━━━ Records shown
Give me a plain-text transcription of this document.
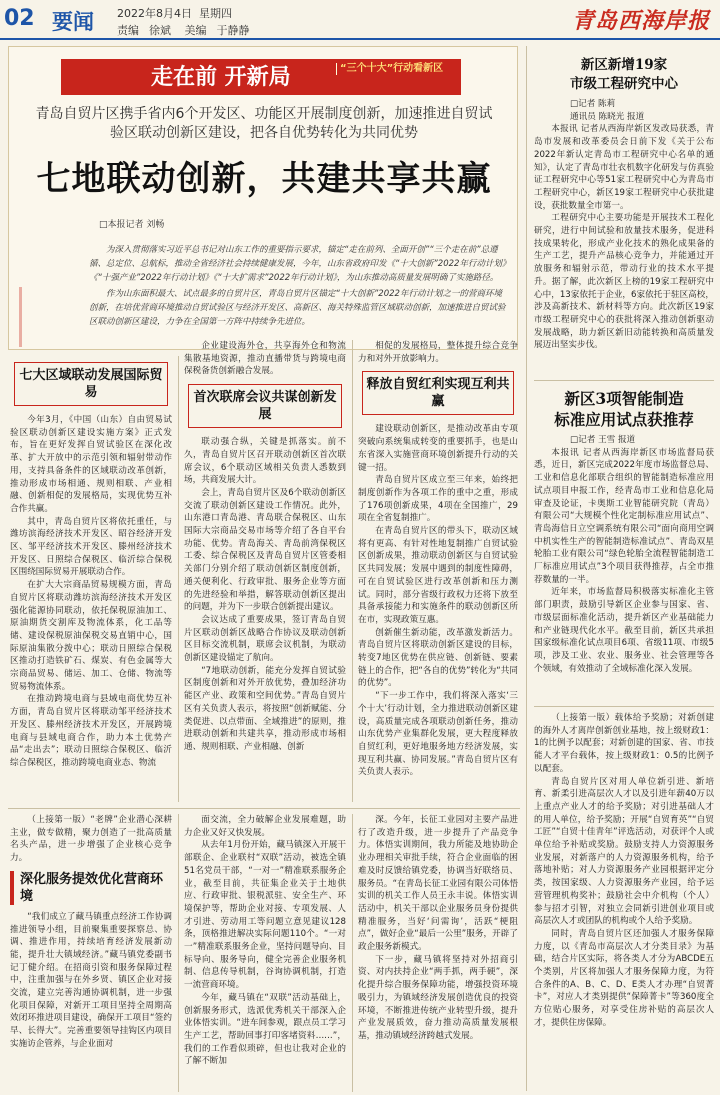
02 要闻 2022年8月4日 星期四
责编 徐斌 美编 于静静	青岛西海岸报
走在前 开新局	“三个十大”行动看新区
青岛自贸片区携手省内6个开发区、功能区开展制度创新，加速推进自贸试验区联动创新区建设，把各自优势转化为共同优势
七地联动创新，共建共享共赢
□本报记者 刘畅

为深入贯彻落实习近平总书记对山东工作的重要指示要求，锚定“走在前列、全面开创”“三个走在前”总遵循、总定位、总航标，推动全省经济社会持续健康发展，今年，山东省政府印发《“十大创新”2022年行动计划》《“十强产业”2022年行动计划》《“十大扩需求”2022年行动计划》，为山东推动高质量发展明确了实施路径。

作为山东面积最大、试点最多的自贸片区，青岛自贸片区锚定“十大创新”2022年行动计划之一的营商环境创新，在培优营商环境推动自贸试验区与经济开发区、高新区、海关特殊监管区域联动创新，加速推进自贸试验区联动创新区建设，力争在全国第一方阵中持续争先进位。

七大区域联动发展国际贸易

今年3月，《中国（山东）自由贸易试验区联动创新区建设实施方案》正式发布，旨在更好发挥自贸试验区在深化改革、扩大开放中的示范引领和辐射带动作用，支持具备条件的区域联动改革创新，推动形成市场相通、规则相联、产业相融、创新相促的发展格局，实现优势互补合作共赢。

其中，青岛自贸片区将依托重任，与潍坊滨海经济技术开发区、昭谷经济开发区、邹平经济技术开发区、滕州经济技术开发区、日照综合保税区、临沂综合保税区围绕国际贸易开展联动合作。

在扩大大宗商品贸易规模方面，青岛自贸片区将联动潍坊滨海经济技术开发区强化能源协同联动，依托保税原油加工、原油期货交割库及物流体系，化工品等储、建设保税原油保税交易直销中心，国际原油集散分拨中心；联动日照综合保税区推动打造铁矿石、煤炭、有色金属等大宗商品贸易、储运、加工、仓储、物流等贸易物流体系。

在推动跨境电商与县域电商优势互补方面，青岛自贸片区将联动邹平经济技术开发区、滕州经济技术开发区，开展跨境电商与县域电商合作，助力本土优势产品“走出去”；联动日照综合保税区、临沂综合保税区，推动跨境电商业态、物流

企业建设海外仓，共享海外仓和物流集散基地资源，推动直播带货与跨境电商保税备货创新融合发展。

首次联席会议共谋创新发展

联动强合纵，关键是抓落实。前不久，青岛自贸片区召开联动创新区首次联席会议，6个联动区域相关负责人悉数到场，共商发展大计。

会上，青岛自贸片区及6个联动创新区交流了联动创新区建设工作情况。此外，山东港口青岛港、青岛联合保税区、山东国际大宗商品交易市场等介绍了各自平台功能、优势。青岛海关、青岛前湾保税区工委、综合保税区及青岛自贸片区管委相关部门分别介绍了联动创新区制度创新，通关便利化、行政审批、服务企业等方面的先进经验和举措，解答联动创新区提出的问题，并为下一步联合创新提出建议。

会议达成了重要成果，签订青岛自贸片区联动创新区战略合作协议及联动创新区目标交流机制，联席会议机制，为联动创新区建设锚定了航向。

“7地联动创新，能充分发挥自贸试验区制度创新和对外开放优势，叠加经济功能区产业、政策和空间优势。”青岛自贸片区有关负责人表示，将按照“创新赋能、分类促进、以点带面、全域推进”的原则，推进联动创新和共建共享，推动形成市场相通、规则相联、产业相融、创新

相促的发展格局，整体提升综合竞争力和对外开放影响力。

释放自贸红利实现互利共赢

建设联动创新区，是推动改革由专项突破向系统集成转变的重要抓手，也是山东省深入实施营商环境创新提升行动的关键一招。

青岛自贸片区成立至三年来，始终把制度创新作为各项工作的重中之重，形成了176项创新成果，4项在全国推广，29项在全省复制推广。

在青岛自贸片区的带头下，联动区域将有更高、有针对性地复制推广自贸试验区创新成果，推动联动创新区与自贸试验区共同发展；发展中遇到的制度性障碍，可在自贸试验区进行改革创新和压力测试。同时，部分省级行政权力还将下放至具备承接能力和实施条件的联动创新区所在市，实现政策互惠。

创新催生新动能，改革激发新活力。青岛自贸片区将联动创新区建设的目标，转变7地区优势在供应链、创新链、要素链上的合作，把“各自的优势”转化为“共同的优势”。

“下一步工作中，我们将深入落实‘三个十大’行动计划，全力推进联动创新区建设，高质量完成各项联动创新任务，推动山东优势产业集群化发展，更大程度释放自贸红利，更好地服务地方经济发展，实现互利共赢、协同发展。”青岛自贸片区有关负责人表示。

新区新增19家
市级工程研究中心
□记者 陈莉
通讯员 陈晓光 报道

本报讯 记者从西海岸新区发改局获悉，青岛市发展和改革委员会日前下发《关于公布2022年新认定青岛市工程研究中心名单的通知》，认定了青岛市壮衣机数字化研发与仿真验证工程研究中心等51家工程研究中心为青岛市工程研究中心，新区19家工程研究中心获批建设，获批数量全市第一。

工程研究中心主要功能是开展技术工程化研究，进行中间试验和放量技术服务，促进科技成果转化，形成产业化技术的熟化成果备的生产工艺，提升产品核心竞争力，并能通过开放服务和辐射示范，带动行业的技术水平提升。据了解，此次新区上榜的19家工程研究中心中，13家依托于企业，6家依托于驻区高校，涉及高新技术、新材料等方向。此次新区19家市级工程研究中心的获批将深入推动创新驱动发展战略，助力新区新旧动能转换和高质量发展迈出坚实步伐。

新区3项智能制造
标准应用试点获推荐
□记者 王雪 报道

本报讯 记者从西海岸新区市场监督局获悉，近日，新区完成2022年度市场监督总局、工业和信息化部联合组织的智能制造标准应用试点项目申报工作，经青岛市工业和信息化局审查及论证，卡奥斯工业智能研究院（青岛）有限公司“大规模个性化定制标准应用试点”、青岛海信日立空调系统有限公司“面向商用空调中机实性生产的智能制造标准试点”、青岛双星轮胎工业有限公司“绿色轮胎全流程智能制造工厂标准应用试点”3个项目获得推荐，占全市推荐数量的一半。

近年来，市场监督局积极落实标准化主管部门职责，鼓励引导新区企业参与国家、省、市级层面标准化活动，提升新区产业基础能力和产业链现代化水平。截至目前，新区共承担国家级标准化试点项目6项、省级11项、市级5项，涉及工业、农业、服务业、社会管理等各个领域，有效推动了全域标准化深入发展。

（上接第一版）载体给予奖励；对新创建的海外人才离岸创新创业基地，按上级财政1：1的比例予以配套；对新创建的国家、省、市技能人才平台载体，按上级财政1：0.5的比例予以配套。

青岛自贸片区对用人单位新引进、新培育、新柔引进高层次人才以及引进年薪40万以上重点产业人才的给予奖励；对引进基础人才的用人单位，给予奖励；开展“自贸育英”“自贸工匠”“自贸十佳青年”评选活动，对获评个人或单位给予补贴或奖励。鼓励支持人力资源服务业发展，对新落户的人力资源服务机构，给予落地补贴；对人力资源服务产业园根据评定分类，按国家级、人力资源服务产业园，给予运营管理机构奖补；鼓励社会中介机构（个人）参与招才引智，对独立会同新引进创业项目或高层次人才或团队的机构或个人给予奖励。

同时，青岛自贸片区还加强人才服务保障力度，以《青岛市高层次人才分类目录》为基础，结合片区实际，将各类人才分为ABCDE五个类别，片区将加强人才服务保障力度，为符合条件的A、B、C、D、E类人才办理“自贸菁卡”，对应人才类别提供“保障菁卡”等360度全方位贴心服务，对享受住房补贴的高层次人才，提供住房保障。

（上接第一版）“老牌”企业潜心深耕主业，做专做精，聚力创造了一批高质量名头产品，进一步增强了企业核心竞争力。

深化服务提效优化营商环境

“我们成立了藏马镇重点经济工作协调推进领导小组，目前聚集重要探察总、协调、推进作用，持续培育经济发展新动能，提升壮大镇域经济。”藏马镇党委副书记丁健介绍。在招商引资和服务保障过程中，注重加强与在外乡贤、镇区企业对接交流，建立完善沟通协调机制，进一步强化项目保障，对新开工项目坚持全周期高效闭环推进项目建设，确保开工项目“签约早、长得大”。完善重要领导挂钩区内项目实施访企管养，与企业面对

面交流，全力破解企业发展难题，助力企业又好又快发展。

从去年1月份开始，藏马镇深入开展干部联企、企业联村“双联”活动，被选全镇51名党员干部，“一对一”精准联系服务企业，截至目前，共征集企业关于土地供应、行政审批、银税派驻、安全生产、环境保护等，帮助企业对接、专项发展、人才引进、劳动用工等问题立意见建议128条，顶格推进解决实际问题110个。“一对一”精准联系服务企业，坚持问题导向、目标导向、服务导向，健全完善企业服务机制、信息传导机制，谷询协调机制，打造一流营商环境。

今年，藏马镇在“双联”活动基础上，创新服务形式，选派优秀机关干部深入企业体悟实训。“进车间参观，跟点员工学习生产工艺，帮助回事打印客堵资料……”，我们的工作看似琐碎，但也让我对企业的了解不断加

深。今年，长征工业园对主要产品进行了改造升级，进一步提升了产品竞争力。体悟实训期间，我力所能及地协助企业办理相关审批手续，符合企业面临的困难及时反馈给镇党委，协调当好联络员、服务员。“在青岛长征工业园有限公司体悟实训的机关工作人员王永丰说。体悟实训活动中，机关干部以企业服务员身份提供精准服务，当好‘问需询’，活跃“梗阻点”，做好企业“最后一公里”服务，开辟了政企服务新模式。

下一步，藏马镇将坚持对外招商引资、对内扶持企业“两手抓，两手硬”，深化提升综合服务保障功能，增强投资环境吸引力，为镇域经济发展创造优良的投资环境，不断推进传统产业转型升级，提升产业发展质效，奋力推动高质量发展根基，推动镇域经济跨越式发展。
━━━━━━
What you need to do >>
Look over the listing above. Pick out and copy every line that includes "上接第一版".

Written reply >>
（上接第一版）载体给予奖励；对新创建的海外人才离岸创新创业基地，按上级财政1：1的比例予以配套；对新创建的国家、省、市技能人才平台载体，按上级财政1：0.5的比例予以配套。
（上接第一版）“老牌”企业潜心深耕主业，做专做精，聚力创造了一批高质量名头产品，进一步增强了企业核心竞争力。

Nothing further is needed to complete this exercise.